Stated task:
Bring together all lines of the material below that contain the string "blue".

Extracts from a graphics dataset
____________
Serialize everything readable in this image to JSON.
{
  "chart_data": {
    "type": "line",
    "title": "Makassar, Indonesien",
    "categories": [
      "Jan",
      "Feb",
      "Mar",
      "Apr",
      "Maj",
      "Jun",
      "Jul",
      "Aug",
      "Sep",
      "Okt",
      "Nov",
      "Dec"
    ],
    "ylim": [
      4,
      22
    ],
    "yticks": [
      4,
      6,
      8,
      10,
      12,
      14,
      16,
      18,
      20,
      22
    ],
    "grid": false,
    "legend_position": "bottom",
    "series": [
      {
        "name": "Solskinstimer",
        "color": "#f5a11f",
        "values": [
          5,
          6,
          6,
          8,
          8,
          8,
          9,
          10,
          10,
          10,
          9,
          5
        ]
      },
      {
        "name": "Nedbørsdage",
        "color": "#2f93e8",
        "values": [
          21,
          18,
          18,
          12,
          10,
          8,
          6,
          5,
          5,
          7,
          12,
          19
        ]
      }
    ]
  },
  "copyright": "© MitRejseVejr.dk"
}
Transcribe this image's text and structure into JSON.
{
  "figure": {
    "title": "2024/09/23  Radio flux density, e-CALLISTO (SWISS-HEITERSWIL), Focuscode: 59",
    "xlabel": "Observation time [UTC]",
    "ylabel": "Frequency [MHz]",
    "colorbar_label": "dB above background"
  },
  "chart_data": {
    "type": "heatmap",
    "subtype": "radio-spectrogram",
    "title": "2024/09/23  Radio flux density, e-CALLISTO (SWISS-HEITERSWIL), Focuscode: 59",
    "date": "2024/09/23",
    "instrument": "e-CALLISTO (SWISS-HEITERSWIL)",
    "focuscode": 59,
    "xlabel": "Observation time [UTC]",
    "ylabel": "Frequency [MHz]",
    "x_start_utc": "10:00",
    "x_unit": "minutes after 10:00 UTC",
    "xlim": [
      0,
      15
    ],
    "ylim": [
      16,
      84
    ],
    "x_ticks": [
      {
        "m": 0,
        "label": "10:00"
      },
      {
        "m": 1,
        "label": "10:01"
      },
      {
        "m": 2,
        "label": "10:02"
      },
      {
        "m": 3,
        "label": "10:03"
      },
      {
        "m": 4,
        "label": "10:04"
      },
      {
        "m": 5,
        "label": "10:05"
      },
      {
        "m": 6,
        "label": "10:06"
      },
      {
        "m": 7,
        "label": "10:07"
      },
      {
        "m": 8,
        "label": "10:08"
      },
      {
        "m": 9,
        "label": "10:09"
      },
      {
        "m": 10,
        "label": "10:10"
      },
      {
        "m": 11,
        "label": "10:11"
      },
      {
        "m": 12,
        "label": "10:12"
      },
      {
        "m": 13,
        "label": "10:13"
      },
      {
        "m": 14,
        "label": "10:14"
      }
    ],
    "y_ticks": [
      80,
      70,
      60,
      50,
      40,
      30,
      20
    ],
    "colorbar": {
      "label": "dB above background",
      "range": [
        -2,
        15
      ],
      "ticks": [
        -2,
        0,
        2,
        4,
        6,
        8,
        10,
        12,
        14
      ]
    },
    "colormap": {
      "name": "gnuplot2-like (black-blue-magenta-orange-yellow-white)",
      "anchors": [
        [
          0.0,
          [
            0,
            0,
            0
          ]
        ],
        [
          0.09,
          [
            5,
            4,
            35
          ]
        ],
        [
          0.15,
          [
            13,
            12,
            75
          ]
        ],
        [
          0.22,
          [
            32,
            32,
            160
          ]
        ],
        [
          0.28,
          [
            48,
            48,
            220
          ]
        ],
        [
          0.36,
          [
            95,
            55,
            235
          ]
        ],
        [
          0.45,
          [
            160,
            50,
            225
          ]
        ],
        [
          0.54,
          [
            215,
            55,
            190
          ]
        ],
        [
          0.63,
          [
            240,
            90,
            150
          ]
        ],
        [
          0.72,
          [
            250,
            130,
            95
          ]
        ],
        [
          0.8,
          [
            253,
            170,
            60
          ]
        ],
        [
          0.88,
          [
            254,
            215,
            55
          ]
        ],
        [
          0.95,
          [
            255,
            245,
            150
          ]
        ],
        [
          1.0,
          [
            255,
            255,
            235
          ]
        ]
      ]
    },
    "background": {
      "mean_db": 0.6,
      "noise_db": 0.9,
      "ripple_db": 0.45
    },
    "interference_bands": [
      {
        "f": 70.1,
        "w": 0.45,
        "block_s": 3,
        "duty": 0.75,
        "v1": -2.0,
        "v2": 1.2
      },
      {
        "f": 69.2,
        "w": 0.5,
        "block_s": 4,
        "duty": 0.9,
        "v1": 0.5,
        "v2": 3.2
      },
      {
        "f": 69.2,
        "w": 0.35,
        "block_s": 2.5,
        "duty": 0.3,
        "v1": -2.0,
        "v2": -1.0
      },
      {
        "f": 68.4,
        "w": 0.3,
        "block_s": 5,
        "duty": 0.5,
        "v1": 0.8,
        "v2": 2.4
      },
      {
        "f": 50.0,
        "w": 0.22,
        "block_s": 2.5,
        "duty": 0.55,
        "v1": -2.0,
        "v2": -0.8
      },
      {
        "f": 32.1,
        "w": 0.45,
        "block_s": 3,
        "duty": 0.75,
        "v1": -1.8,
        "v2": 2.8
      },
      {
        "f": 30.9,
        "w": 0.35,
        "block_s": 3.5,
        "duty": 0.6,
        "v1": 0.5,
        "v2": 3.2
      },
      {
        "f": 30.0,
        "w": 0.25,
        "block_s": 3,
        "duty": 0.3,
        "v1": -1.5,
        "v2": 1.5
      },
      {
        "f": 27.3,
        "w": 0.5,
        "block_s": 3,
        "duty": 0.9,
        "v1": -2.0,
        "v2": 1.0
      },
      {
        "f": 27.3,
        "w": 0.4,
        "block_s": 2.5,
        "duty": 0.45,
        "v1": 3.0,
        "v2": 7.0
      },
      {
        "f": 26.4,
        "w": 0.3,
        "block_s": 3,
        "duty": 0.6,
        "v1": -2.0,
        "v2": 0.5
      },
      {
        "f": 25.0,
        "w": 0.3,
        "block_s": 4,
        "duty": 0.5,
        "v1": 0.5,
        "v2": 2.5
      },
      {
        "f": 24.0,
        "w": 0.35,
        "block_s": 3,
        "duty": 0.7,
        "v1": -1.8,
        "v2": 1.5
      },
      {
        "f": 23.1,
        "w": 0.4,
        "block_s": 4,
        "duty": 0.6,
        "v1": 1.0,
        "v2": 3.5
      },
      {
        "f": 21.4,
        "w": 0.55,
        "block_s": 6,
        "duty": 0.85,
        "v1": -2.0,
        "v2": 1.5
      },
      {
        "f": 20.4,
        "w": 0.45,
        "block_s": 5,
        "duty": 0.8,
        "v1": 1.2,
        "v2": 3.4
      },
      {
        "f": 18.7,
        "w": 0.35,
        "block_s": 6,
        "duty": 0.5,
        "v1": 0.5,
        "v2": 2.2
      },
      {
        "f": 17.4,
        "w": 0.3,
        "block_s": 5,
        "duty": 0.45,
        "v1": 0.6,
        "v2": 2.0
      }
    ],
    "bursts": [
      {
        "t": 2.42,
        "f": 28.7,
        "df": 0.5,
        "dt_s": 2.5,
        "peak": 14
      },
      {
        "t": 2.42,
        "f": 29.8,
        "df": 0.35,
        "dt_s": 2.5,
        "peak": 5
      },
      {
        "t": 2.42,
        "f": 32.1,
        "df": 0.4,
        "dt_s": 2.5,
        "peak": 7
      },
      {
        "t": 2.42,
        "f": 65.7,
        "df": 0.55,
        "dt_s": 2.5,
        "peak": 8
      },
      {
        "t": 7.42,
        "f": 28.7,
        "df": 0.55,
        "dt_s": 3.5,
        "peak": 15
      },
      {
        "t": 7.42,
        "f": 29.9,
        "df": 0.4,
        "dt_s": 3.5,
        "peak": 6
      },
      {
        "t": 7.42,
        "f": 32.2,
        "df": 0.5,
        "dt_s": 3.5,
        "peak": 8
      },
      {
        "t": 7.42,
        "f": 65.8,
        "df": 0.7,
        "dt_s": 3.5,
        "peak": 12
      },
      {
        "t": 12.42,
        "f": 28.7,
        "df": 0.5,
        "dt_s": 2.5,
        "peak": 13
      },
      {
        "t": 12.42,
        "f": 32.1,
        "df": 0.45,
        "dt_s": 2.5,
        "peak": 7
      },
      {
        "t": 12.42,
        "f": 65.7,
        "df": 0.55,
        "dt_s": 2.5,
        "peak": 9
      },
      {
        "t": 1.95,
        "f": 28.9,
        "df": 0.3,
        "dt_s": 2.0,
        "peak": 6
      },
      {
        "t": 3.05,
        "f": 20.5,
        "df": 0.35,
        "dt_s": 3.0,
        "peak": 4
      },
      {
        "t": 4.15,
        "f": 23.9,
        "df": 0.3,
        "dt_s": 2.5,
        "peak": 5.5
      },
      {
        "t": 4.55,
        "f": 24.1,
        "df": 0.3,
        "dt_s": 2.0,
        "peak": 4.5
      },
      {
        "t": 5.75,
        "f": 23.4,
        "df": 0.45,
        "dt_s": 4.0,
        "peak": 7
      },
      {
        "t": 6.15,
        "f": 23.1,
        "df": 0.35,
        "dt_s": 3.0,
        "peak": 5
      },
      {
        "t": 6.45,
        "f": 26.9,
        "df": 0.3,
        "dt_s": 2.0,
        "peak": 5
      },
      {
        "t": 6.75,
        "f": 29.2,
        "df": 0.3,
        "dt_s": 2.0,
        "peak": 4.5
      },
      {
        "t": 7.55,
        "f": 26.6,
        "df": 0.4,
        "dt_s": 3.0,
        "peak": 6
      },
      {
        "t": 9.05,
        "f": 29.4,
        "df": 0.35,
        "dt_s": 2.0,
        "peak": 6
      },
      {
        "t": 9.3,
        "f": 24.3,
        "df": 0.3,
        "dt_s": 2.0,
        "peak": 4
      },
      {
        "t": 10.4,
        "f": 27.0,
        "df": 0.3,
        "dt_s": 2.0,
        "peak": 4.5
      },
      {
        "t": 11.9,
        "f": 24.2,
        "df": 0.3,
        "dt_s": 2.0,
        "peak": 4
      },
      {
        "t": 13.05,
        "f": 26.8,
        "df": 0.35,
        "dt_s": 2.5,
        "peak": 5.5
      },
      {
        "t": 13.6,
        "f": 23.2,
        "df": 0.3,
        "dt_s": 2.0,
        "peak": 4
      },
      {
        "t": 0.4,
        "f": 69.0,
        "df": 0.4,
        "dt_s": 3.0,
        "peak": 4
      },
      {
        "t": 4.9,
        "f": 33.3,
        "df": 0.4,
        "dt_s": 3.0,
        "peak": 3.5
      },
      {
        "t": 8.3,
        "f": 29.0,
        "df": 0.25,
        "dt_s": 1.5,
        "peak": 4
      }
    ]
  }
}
____________
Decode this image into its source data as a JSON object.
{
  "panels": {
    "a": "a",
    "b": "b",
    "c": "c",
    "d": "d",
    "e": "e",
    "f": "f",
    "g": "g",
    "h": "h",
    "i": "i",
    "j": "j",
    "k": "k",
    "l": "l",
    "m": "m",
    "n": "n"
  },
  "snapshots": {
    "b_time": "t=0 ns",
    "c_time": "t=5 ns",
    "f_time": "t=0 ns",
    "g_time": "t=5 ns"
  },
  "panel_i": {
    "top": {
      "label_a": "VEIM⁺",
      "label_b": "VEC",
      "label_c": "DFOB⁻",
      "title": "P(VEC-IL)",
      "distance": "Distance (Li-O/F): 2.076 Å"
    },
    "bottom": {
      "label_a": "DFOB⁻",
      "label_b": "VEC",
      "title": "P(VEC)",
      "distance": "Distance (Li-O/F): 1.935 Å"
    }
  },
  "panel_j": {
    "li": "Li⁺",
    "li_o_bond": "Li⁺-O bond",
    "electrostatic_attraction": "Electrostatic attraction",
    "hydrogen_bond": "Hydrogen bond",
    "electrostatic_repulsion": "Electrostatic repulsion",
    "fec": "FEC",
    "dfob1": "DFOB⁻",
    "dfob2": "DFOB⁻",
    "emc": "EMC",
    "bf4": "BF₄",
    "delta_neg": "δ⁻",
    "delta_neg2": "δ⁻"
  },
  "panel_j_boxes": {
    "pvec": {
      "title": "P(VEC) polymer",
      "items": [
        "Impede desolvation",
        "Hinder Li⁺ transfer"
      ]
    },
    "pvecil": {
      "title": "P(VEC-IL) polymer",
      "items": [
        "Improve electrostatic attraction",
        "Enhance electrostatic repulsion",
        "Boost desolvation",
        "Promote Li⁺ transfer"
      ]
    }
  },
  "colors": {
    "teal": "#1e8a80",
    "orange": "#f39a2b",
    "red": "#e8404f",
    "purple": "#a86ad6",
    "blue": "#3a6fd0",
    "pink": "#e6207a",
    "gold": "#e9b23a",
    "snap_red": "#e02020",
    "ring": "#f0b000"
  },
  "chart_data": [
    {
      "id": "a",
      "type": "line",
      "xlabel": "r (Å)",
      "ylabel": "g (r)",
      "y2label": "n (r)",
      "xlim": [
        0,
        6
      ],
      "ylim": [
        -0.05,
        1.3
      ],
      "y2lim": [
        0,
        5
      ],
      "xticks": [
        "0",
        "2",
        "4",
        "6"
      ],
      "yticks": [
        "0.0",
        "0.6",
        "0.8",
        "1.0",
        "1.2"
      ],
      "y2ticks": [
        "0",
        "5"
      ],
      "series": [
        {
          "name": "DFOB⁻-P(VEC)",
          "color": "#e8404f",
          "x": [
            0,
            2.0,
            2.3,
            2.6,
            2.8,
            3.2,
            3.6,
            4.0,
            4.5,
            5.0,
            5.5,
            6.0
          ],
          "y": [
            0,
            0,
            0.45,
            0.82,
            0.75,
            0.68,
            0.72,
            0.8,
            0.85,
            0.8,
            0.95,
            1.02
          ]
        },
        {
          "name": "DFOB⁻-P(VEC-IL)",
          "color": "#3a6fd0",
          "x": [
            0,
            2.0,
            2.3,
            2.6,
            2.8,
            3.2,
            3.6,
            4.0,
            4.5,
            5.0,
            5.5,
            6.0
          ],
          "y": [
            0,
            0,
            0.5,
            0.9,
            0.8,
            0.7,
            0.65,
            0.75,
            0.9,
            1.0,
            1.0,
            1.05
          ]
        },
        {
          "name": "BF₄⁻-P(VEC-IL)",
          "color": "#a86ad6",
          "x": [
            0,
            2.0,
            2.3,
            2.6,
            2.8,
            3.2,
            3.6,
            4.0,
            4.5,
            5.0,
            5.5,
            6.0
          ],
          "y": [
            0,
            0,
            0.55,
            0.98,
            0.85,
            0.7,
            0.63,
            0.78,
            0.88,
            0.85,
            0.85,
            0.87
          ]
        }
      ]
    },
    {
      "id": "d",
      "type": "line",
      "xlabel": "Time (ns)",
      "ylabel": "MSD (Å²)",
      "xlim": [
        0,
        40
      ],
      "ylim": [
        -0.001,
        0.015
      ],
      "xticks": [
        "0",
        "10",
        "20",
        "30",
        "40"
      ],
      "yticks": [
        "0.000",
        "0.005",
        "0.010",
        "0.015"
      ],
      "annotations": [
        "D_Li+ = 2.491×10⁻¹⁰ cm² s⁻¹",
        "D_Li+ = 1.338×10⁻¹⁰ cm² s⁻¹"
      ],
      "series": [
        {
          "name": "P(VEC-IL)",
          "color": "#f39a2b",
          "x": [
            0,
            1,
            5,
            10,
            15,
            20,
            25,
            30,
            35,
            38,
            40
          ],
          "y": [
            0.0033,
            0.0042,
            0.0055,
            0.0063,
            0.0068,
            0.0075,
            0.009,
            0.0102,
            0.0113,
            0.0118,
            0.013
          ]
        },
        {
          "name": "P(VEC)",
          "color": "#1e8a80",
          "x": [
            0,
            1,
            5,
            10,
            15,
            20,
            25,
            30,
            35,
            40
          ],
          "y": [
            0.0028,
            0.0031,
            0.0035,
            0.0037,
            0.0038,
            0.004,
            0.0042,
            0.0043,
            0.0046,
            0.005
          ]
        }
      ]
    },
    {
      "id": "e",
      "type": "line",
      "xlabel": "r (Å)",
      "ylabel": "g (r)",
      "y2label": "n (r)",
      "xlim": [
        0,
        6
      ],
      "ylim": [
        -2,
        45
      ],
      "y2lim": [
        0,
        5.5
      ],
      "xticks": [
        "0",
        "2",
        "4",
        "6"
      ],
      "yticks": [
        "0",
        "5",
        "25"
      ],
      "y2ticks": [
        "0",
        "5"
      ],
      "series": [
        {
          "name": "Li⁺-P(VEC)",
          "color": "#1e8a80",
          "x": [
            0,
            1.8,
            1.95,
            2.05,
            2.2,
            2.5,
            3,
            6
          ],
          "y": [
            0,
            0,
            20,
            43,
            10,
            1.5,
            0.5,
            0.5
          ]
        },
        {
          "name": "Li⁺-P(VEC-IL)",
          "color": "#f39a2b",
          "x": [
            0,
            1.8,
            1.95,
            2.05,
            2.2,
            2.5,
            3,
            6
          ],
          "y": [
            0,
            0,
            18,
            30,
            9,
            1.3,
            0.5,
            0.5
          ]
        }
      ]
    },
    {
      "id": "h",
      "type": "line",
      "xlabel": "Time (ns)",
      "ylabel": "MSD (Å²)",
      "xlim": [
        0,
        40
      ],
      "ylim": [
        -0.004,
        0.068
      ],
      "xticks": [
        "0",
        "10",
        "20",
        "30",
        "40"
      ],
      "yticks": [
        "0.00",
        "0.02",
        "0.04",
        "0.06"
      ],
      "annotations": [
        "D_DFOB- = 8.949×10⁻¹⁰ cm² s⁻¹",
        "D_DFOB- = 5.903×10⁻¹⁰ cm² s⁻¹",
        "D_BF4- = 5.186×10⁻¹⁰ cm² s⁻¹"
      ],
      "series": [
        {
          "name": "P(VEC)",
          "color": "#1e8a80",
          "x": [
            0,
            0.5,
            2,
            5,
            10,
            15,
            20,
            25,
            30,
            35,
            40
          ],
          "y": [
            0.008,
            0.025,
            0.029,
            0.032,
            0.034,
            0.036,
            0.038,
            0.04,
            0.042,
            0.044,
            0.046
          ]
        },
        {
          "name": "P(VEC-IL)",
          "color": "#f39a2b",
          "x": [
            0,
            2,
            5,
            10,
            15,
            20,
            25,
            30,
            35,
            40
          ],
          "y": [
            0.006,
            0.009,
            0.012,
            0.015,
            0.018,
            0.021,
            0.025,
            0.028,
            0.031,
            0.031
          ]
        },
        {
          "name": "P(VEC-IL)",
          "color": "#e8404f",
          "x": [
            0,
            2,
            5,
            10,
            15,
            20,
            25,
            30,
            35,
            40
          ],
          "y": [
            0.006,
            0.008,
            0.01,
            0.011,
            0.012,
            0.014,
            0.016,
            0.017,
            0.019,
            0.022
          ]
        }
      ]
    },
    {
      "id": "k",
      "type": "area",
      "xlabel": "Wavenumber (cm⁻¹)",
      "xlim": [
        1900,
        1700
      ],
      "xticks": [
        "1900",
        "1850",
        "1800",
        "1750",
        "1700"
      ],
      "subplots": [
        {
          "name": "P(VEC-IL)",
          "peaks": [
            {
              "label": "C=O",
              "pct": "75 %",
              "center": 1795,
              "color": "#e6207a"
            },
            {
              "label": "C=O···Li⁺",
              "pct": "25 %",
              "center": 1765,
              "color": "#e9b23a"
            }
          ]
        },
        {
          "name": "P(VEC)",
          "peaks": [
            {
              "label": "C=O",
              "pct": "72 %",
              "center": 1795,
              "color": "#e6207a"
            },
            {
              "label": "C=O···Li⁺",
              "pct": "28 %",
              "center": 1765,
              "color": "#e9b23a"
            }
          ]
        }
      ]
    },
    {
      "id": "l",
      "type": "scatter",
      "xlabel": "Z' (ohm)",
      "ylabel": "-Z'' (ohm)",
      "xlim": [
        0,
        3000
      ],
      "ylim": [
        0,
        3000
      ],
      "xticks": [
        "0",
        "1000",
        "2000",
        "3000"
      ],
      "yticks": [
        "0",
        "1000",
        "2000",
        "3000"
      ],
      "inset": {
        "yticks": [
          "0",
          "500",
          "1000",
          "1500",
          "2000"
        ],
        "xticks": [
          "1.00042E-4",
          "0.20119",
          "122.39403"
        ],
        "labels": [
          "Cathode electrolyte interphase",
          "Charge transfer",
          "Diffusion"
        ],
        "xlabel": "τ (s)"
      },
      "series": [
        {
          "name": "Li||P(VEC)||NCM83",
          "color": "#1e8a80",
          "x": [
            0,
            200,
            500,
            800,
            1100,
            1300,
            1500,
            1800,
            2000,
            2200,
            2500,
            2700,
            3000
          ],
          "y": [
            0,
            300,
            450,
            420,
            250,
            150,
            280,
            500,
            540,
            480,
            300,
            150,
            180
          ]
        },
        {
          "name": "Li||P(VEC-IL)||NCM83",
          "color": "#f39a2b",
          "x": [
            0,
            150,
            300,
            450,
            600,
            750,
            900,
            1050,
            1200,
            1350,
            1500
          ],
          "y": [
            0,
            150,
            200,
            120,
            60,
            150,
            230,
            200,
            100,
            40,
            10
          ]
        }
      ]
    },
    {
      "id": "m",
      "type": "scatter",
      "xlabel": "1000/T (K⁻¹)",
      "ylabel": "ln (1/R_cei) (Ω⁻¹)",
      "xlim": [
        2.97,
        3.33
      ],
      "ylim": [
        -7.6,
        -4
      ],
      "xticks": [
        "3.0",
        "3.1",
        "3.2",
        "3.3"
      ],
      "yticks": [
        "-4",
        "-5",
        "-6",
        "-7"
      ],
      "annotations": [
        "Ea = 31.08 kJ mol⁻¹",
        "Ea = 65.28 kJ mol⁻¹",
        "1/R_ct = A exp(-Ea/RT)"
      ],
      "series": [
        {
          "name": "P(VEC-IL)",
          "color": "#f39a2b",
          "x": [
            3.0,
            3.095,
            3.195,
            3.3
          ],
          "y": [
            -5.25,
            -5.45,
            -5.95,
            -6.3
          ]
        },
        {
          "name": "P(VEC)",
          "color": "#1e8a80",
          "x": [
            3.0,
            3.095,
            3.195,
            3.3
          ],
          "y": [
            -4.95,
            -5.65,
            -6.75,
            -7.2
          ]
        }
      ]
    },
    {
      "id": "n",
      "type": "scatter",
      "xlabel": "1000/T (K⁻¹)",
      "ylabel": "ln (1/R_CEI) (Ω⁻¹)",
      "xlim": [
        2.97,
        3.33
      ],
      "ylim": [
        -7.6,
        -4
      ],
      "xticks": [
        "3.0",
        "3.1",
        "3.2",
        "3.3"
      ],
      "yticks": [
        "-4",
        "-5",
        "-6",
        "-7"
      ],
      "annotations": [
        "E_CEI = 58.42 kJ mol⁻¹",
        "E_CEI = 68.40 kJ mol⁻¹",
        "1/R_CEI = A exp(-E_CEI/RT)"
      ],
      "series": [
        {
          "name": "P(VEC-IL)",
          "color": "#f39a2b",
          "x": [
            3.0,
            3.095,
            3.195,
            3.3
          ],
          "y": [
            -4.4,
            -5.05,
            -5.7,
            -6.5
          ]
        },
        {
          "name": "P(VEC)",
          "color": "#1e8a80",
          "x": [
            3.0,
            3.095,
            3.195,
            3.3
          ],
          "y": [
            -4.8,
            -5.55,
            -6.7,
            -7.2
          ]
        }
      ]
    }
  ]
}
____________
Worked solution:
      "name": "gnuplot2-like (black-blue-magenta-orange-yellow-white)",
    "blue": "#3a6fd0",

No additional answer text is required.